[Records about charts and figures]
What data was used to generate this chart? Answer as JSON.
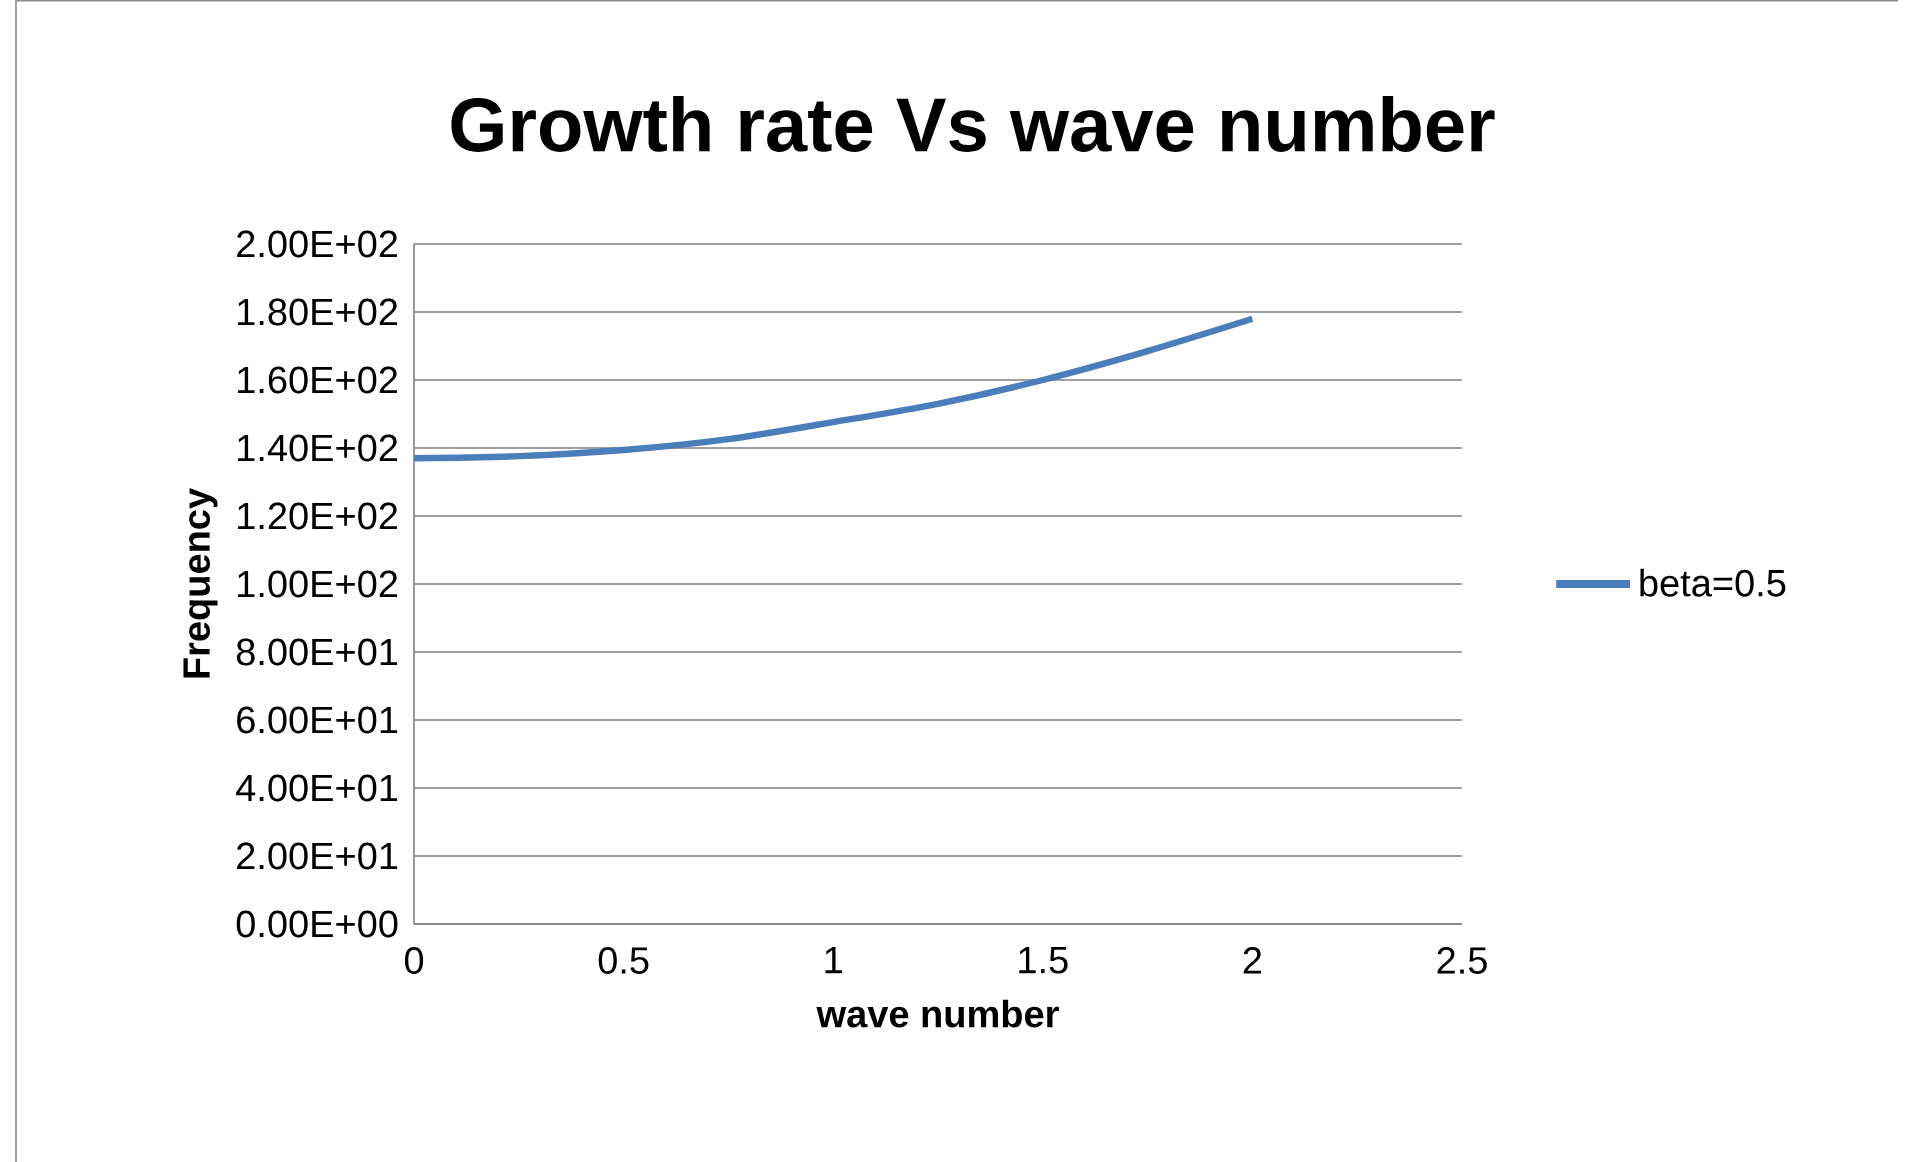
{
  "chart_data": {
    "type": "line",
    "title": "Growth rate Vs wave number",
    "xlabel": "wave number",
    "ylabel": "Frequency",
    "x": [
      0,
      0.25,
      0.5,
      0.75,
      1,
      1.25,
      1.5,
      1.75,
      2
    ],
    "series": [
      {
        "name": "beta=0.5",
        "color": "#4a7ebb",
        "values": [
          137,
          137.6,
          139.4,
          142.6,
          147.6,
          153,
          160,
          168.5,
          178
        ]
      }
    ],
    "xlim": [
      0,
      2.5
    ],
    "xticks": [
      0,
      0.5,
      1,
      1.5,
      2,
      2.5
    ],
    "ylim": [
      0,
      200
    ],
    "yticks": [
      {
        "value": 0,
        "label": "0.00E+00"
      },
      {
        "value": 20,
        "label": "2.00E+01"
      },
      {
        "value": 40,
        "label": "4.00E+01"
      },
      {
        "value": 60,
        "label": "6.00E+01"
      },
      {
        "value": 80,
        "label": "8.00E+01"
      },
      {
        "value": 100,
        "label": "1.00E+02"
      },
      {
        "value": 120,
        "label": "1.20E+02"
      },
      {
        "value": 140,
        "label": "1.40E+02"
      },
      {
        "value": 160,
        "label": "1.60E+02"
      },
      {
        "value": 180,
        "label": "1.80E+02"
      },
      {
        "value": 200,
        "label": "2.00E+02"
      }
    ],
    "grid": "y",
    "legend": "right",
    "marker": "none",
    "line_style": "solid"
  }
}
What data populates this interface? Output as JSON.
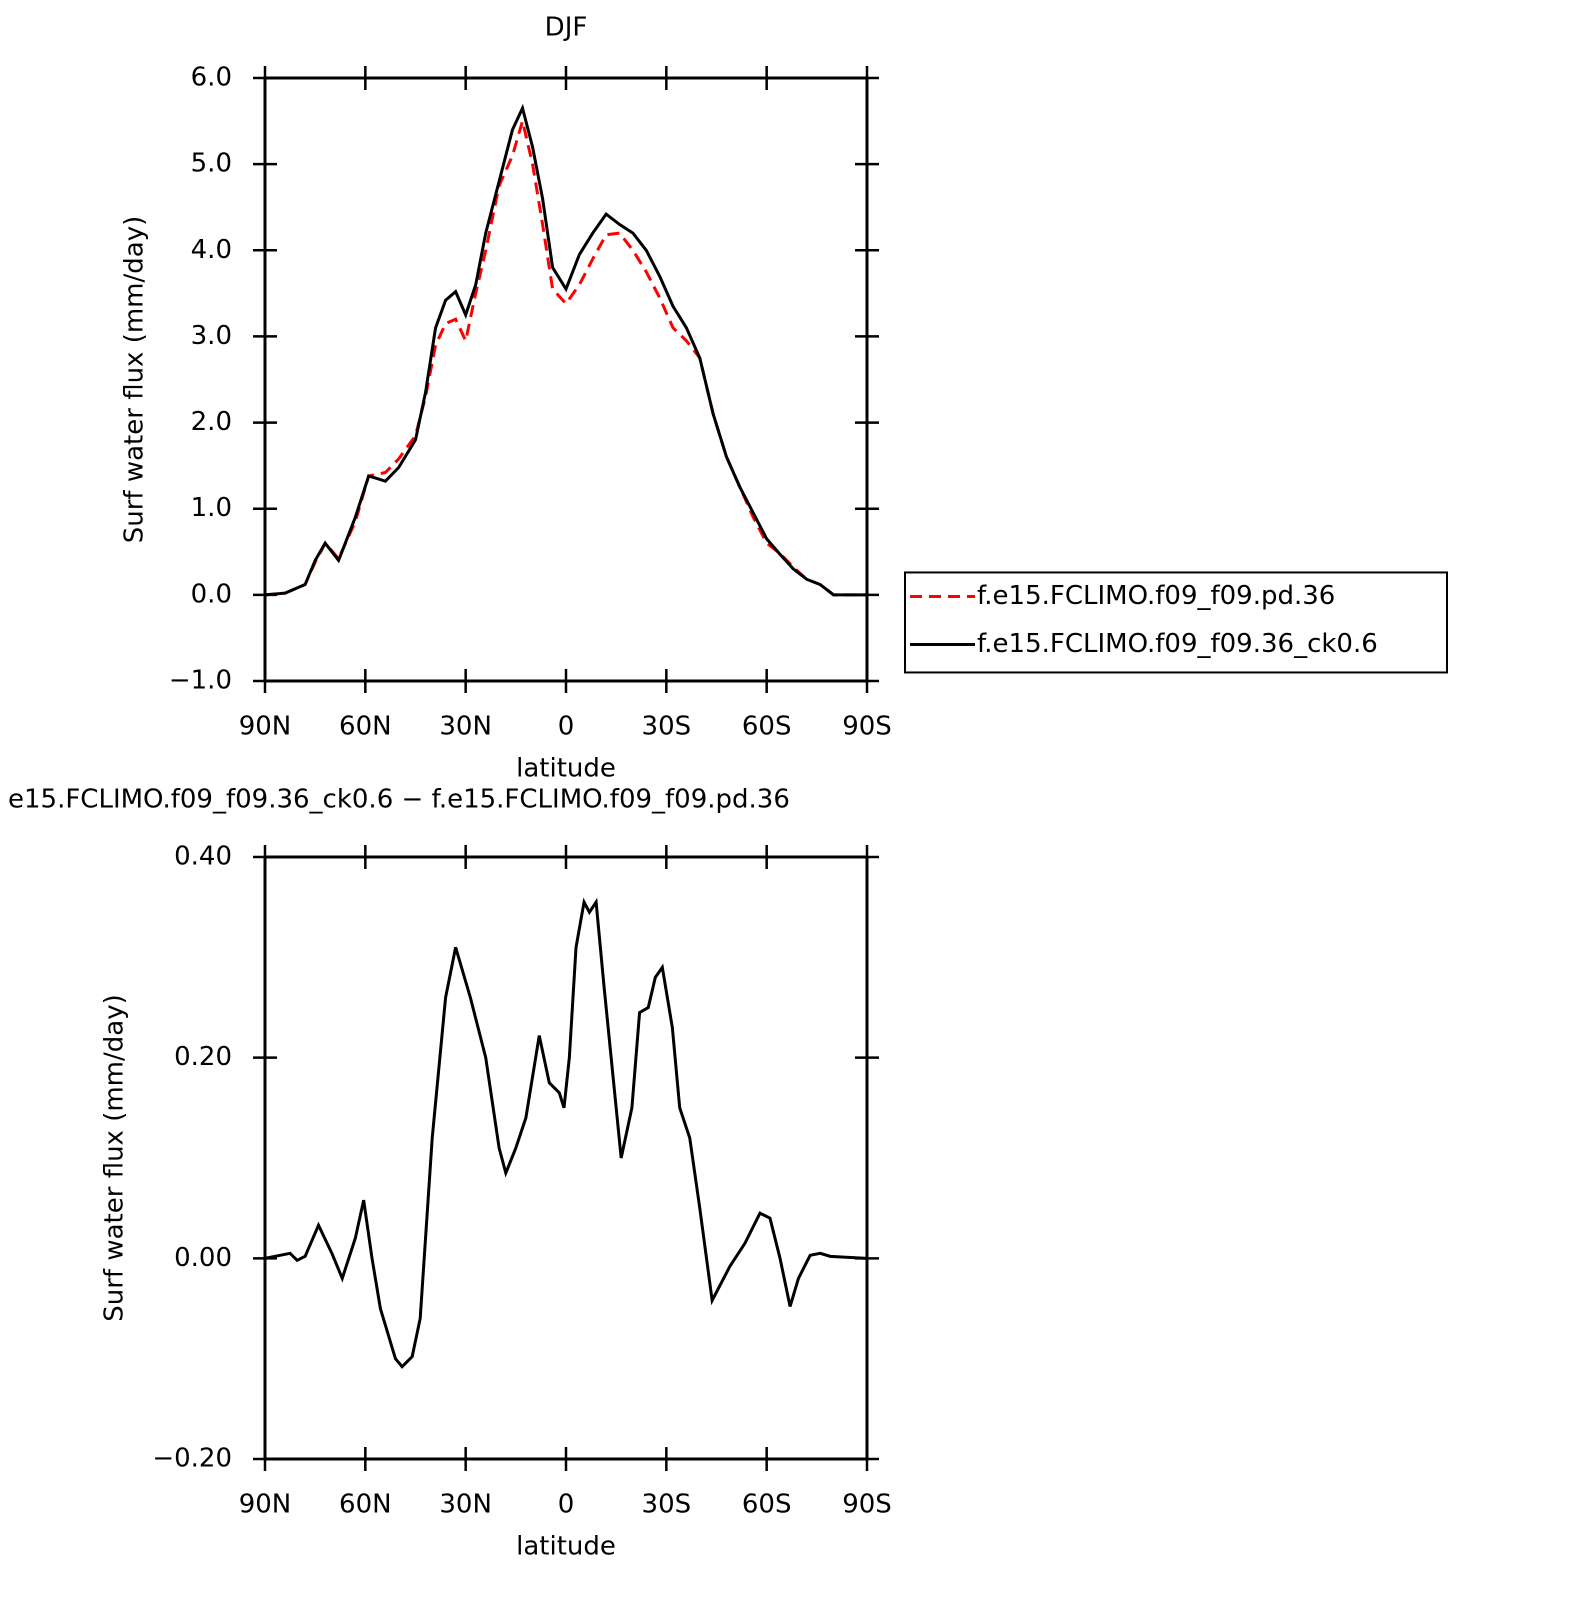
{
  "chart_data": [
    {
      "type": "line",
      "title": "DJF",
      "x_label": "latitude",
      "y_label": "Surf water flux (mm/day)",
      "x": [
        90,
        84,
        78,
        75,
        72,
        68,
        63,
        59,
        54,
        50,
        45,
        42,
        39,
        36,
        33,
        30,
        27,
        24,
        20,
        16,
        13,
        10,
        7,
        4,
        0,
        -4,
        -8,
        -12,
        -16,
        -20,
        -24,
        -28,
        -32,
        -36,
        -40,
        -44,
        -48,
        -52,
        -56,
        -60,
        -64,
        -68,
        -72,
        -76,
        -80,
        -85,
        -90
      ],
      "series": [
        {
          "name": "f.e15.FCLIMO.f09_f09.pd.36",
          "color": "#ff0000",
          "line_style": "dashed",
          "values": [
            0,
            0.02,
            0.12,
            0.38,
            0.6,
            0.42,
            0.85,
            1.38,
            1.42,
            1.58,
            1.85,
            2.3,
            2.9,
            3.15,
            3.2,
            2.95,
            3.5,
            4.0,
            4.75,
            5.1,
            5.5,
            5.0,
            4.3,
            3.55,
            3.38,
            3.6,
            3.9,
            4.18,
            4.2,
            4.0,
            3.75,
            3.45,
            3.1,
            2.95,
            2.75,
            2.1,
            1.6,
            1.25,
            0.9,
            0.6,
            0.48,
            0.32,
            0.18,
            0.12,
            0,
            0,
            0
          ]
        },
        {
          "name": "f.e15.FCLIMO.f09_f09.36_ck0.6",
          "color": "#000000",
          "line_style": "solid",
          "values": [
            0,
            0.02,
            0.12,
            0.4,
            0.6,
            0.4,
            0.9,
            1.38,
            1.32,
            1.48,
            1.8,
            2.35,
            3.1,
            3.42,
            3.52,
            3.25,
            3.6,
            4.2,
            4.8,
            5.4,
            5.65,
            5.2,
            4.6,
            3.8,
            3.55,
            3.95,
            4.2,
            4.42,
            4.3,
            4.2,
            4.0,
            3.7,
            3.35,
            3.1,
            2.75,
            2.1,
            1.6,
            1.25,
            0.95,
            0.65,
            0.47,
            0.3,
            0.18,
            0.12,
            0,
            0,
            0
          ]
        }
      ],
      "xlim": [
        90,
        -90
      ],
      "xticks": [
        {
          "value": 90,
          "label": "90N"
        },
        {
          "value": 60,
          "label": "60N"
        },
        {
          "value": 30,
          "label": "30N"
        },
        0,
        {
          "value": -30,
          "label": "30S"
        },
        {
          "value": -60,
          "label": "60S"
        },
        {
          "value": -90,
          "label": "90S"
        }
      ],
      "ylim": [
        -1,
        6
      ],
      "yticks": [
        {
          "value": -1,
          "label": "−1.0"
        },
        {
          "value": 0,
          "label": "0.0"
        },
        {
          "value": 1,
          "label": "1.0"
        },
        {
          "value": 2,
          "label": "2.0"
        },
        {
          "value": 3,
          "label": "3.0"
        },
        {
          "value": 4,
          "label": "4.0"
        },
        {
          "value": 5,
          "label": "5.0"
        },
        {
          "value": 6,
          "label": "6.0"
        }
      ],
      "legend": "right"
    },
    {
      "type": "line",
      "title": "e15.FCLIMO.f09_f09.36_ck0.6 − f.e15.FCLIMO.f09_f09.pd.36",
      "x_label": "latitude",
      "y_label": "Surf water flux (mm/day)",
      "x": [
        90,
        82.5,
        80.4,
        78,
        74,
        70,
        66.9,
        63,
        60.5,
        58,
        55.5,
        51,
        49,
        46,
        43.6,
        40,
        36,
        33,
        28.6,
        24,
        20,
        18,
        15,
        12,
        8,
        5,
        2,
        0.6,
        -1,
        -3,
        -5.4,
        -7,
        -9,
        -11.4,
        -16.5,
        -19.7,
        -22,
        -24.6,
        -26.7,
        -28.8,
        -31.8,
        -34,
        -37,
        -40,
        -43.7,
        -49,
        -53.5,
        -58,
        -61,
        -64,
        -67,
        -69.5,
        -73,
        -76,
        -79,
        -90
      ],
      "series": [
        {
          "color": "#000000",
          "line_style": "solid",
          "values": [
            0,
            0.005,
            -0.002,
            0.002,
            0.033,
            0.005,
            -0.02,
            0.02,
            0.058,
            0,
            -0.05,
            -0.1,
            -0.108,
            -0.098,
            -0.06,
            0.12,
            0.26,
            0.31,
            0.26,
            0.2,
            0.11,
            0.085,
            0.11,
            0.14,
            0.222,
            0.175,
            0.165,
            0.15,
            0.2,
            0.31,
            0.355,
            0.345,
            0.355,
            0.27,
            0.1,
            0.15,
            0.245,
            0.25,
            0.28,
            0.29,
            0.23,
            0.15,
            0.12,
            0.05,
            -0.042,
            -0.008,
            0.015,
            0.045,
            0.04,
            0,
            -0.048,
            -0.02,
            0.003,
            0.005,
            0.002,
            0
          ]
        }
      ],
      "xlim": [
        90,
        -90
      ],
      "xticks": [
        {
          "value": 90,
          "label": "90N"
        },
        {
          "value": 60,
          "label": "60N"
        },
        {
          "value": 30,
          "label": "30N"
        },
        0,
        {
          "value": -30,
          "label": "30S"
        },
        {
          "value": -60,
          "label": "60S"
        },
        {
          "value": -90,
          "label": "90S"
        }
      ],
      "ylim": [
        -0.2,
        0.4
      ],
      "yticks": [
        {
          "value": -0.2,
          "label": "−0.20"
        },
        {
          "value": 0,
          "label": "0.00"
        },
        {
          "value": 0.2,
          "label": "0.20"
        },
        {
          "value": 0.4,
          "label": "0.40"
        }
      ]
    }
  ]
}
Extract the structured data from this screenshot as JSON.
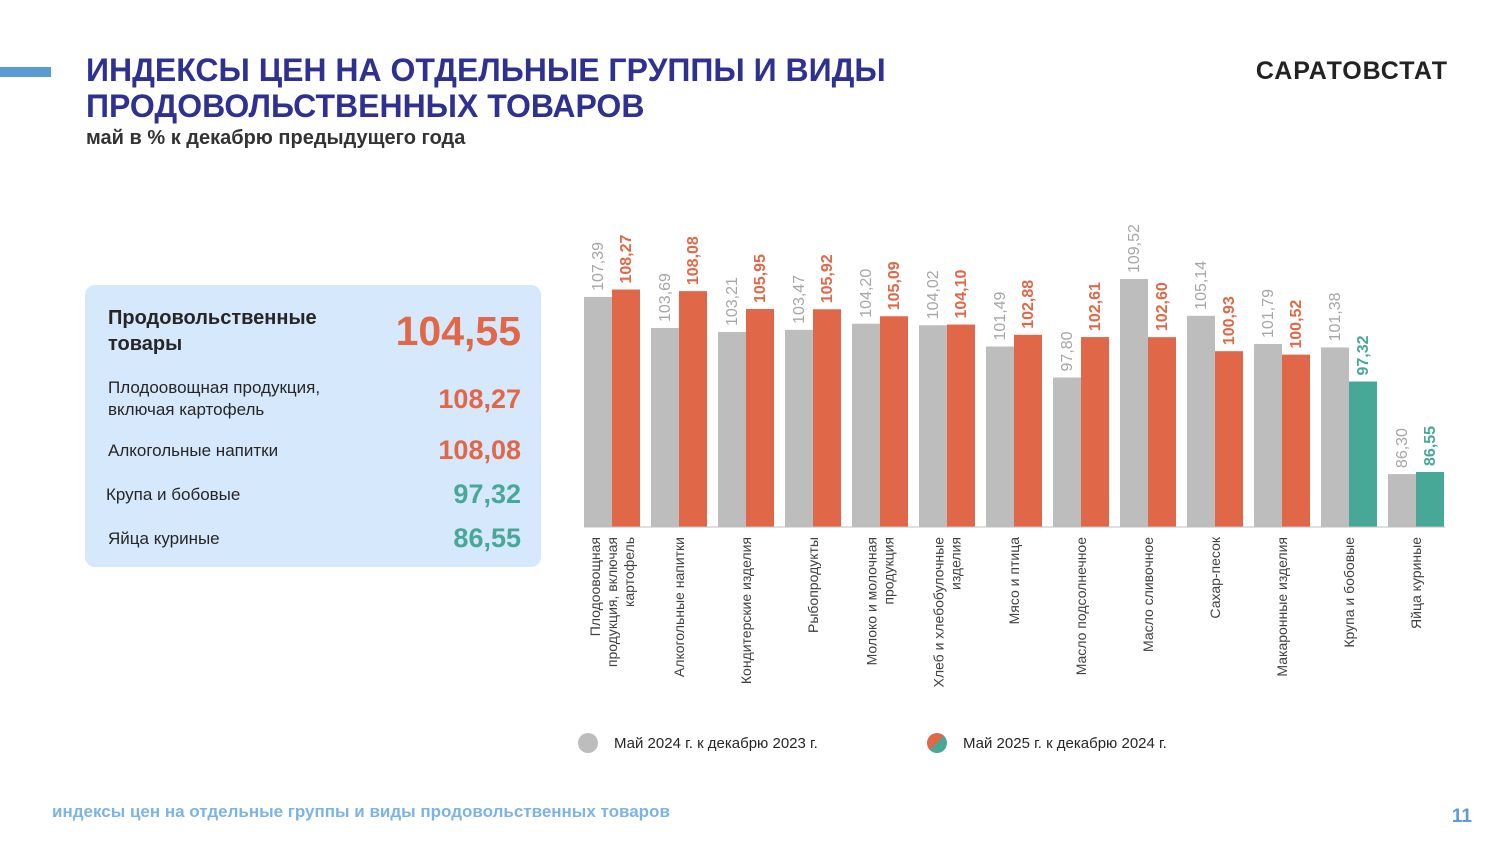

SET PROBLEM → Extract each line holding the string "name".

ANSWER FOR THE TASK →
        "name": "beta=0.5",
          "name": "f.e15.FCLIMO.f09_f09.pd.36",
          "name": "f.e15.FCLIMO.f09_f09.36_ck0.6",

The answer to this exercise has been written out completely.